Records for this exercise start
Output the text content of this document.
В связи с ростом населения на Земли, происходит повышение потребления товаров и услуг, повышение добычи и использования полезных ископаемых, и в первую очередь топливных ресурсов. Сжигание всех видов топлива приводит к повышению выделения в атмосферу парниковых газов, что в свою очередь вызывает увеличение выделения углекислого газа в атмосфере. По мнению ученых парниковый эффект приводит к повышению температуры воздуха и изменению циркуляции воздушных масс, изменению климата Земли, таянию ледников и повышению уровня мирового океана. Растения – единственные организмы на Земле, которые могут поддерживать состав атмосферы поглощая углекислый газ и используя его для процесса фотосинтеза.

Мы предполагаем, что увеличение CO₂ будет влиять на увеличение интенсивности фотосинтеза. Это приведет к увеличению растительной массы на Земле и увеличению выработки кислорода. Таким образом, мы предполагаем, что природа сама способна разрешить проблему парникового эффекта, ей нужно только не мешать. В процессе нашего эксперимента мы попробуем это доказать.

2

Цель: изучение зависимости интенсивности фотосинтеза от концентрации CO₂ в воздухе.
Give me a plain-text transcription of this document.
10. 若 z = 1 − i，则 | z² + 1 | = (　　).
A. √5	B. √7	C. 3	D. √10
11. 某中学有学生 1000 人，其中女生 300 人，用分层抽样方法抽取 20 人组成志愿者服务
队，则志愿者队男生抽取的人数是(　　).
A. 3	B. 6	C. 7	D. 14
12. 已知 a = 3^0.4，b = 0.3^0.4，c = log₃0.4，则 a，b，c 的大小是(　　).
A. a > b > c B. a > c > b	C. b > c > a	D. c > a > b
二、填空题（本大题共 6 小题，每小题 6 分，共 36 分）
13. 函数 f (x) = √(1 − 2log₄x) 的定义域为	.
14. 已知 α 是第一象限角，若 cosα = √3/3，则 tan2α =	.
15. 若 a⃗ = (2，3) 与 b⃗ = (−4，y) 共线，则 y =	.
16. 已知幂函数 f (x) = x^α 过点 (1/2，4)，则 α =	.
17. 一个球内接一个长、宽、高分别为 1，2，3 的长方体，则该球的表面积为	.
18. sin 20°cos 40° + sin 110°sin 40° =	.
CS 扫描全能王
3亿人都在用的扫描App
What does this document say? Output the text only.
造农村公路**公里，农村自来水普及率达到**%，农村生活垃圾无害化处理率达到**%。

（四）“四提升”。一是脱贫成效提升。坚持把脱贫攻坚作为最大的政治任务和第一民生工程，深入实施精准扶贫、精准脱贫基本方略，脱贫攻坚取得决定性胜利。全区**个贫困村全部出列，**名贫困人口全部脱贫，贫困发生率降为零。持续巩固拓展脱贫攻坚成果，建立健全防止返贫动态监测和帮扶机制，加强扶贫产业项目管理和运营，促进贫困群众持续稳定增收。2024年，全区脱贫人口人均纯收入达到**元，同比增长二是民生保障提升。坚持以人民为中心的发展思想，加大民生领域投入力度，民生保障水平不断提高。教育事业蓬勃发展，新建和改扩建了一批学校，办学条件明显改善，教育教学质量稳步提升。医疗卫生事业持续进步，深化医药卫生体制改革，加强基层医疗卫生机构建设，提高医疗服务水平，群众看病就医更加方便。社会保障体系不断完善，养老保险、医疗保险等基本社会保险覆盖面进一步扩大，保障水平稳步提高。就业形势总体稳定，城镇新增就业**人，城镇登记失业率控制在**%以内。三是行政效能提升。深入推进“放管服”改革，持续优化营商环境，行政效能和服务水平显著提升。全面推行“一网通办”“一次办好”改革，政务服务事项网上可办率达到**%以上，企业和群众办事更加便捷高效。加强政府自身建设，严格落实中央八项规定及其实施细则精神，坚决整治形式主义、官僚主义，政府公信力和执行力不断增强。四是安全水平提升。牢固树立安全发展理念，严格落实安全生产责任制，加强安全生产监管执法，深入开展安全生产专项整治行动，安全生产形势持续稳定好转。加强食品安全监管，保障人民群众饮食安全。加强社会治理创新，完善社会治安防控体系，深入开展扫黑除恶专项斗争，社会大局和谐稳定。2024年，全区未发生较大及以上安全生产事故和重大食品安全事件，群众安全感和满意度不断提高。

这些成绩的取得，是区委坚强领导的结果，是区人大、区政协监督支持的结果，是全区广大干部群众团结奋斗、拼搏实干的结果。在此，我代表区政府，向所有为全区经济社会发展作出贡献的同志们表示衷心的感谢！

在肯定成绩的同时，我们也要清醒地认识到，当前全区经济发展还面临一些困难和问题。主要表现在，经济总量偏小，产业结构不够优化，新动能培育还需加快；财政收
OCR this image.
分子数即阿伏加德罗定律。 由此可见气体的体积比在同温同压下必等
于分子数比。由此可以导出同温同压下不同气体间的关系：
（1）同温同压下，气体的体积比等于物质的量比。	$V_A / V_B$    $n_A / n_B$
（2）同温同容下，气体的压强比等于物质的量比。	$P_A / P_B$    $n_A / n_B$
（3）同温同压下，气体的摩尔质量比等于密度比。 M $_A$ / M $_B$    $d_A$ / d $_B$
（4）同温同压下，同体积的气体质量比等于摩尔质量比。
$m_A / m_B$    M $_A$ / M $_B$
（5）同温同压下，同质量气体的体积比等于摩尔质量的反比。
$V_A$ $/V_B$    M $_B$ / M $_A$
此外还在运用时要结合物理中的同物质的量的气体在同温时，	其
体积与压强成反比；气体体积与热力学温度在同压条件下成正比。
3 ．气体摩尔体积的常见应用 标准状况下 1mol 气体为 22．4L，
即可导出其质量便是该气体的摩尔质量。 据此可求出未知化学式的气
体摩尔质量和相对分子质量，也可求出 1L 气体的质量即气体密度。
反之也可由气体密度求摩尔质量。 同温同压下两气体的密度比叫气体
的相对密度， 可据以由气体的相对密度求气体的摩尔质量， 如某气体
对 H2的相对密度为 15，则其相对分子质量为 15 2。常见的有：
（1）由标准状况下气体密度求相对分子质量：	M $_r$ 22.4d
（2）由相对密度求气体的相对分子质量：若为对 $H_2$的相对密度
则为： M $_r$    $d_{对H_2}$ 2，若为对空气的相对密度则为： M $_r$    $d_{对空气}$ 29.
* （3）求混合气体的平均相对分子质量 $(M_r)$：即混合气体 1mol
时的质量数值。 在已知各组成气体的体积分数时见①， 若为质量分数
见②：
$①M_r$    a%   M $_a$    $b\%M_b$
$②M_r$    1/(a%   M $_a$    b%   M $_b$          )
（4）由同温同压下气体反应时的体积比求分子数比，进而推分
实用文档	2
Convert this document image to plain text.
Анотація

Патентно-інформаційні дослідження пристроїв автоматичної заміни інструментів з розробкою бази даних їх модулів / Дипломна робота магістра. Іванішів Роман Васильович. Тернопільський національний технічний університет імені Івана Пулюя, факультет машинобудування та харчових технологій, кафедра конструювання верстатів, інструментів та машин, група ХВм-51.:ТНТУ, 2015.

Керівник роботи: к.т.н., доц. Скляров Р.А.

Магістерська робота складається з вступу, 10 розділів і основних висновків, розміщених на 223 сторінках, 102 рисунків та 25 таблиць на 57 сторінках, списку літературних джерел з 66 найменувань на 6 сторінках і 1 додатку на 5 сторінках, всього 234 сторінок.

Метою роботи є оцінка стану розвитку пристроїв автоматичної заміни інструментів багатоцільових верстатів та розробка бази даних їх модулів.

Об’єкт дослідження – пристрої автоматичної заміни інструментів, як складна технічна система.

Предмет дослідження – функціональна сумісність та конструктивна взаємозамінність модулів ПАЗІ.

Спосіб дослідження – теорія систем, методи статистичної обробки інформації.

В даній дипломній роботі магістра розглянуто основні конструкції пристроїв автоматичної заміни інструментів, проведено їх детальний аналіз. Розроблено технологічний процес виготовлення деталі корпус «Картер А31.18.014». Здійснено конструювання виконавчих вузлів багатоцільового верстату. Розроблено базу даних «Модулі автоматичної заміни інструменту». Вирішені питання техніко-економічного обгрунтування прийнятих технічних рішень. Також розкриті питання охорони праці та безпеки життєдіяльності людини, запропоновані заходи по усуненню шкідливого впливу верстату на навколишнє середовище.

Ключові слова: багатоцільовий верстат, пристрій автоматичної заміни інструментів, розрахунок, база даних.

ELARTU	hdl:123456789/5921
Records for this exercise end
▸ What is required
Some lines of the data above may hold the word "image"; report how many do, and nothing else.

▸ Worked answer
2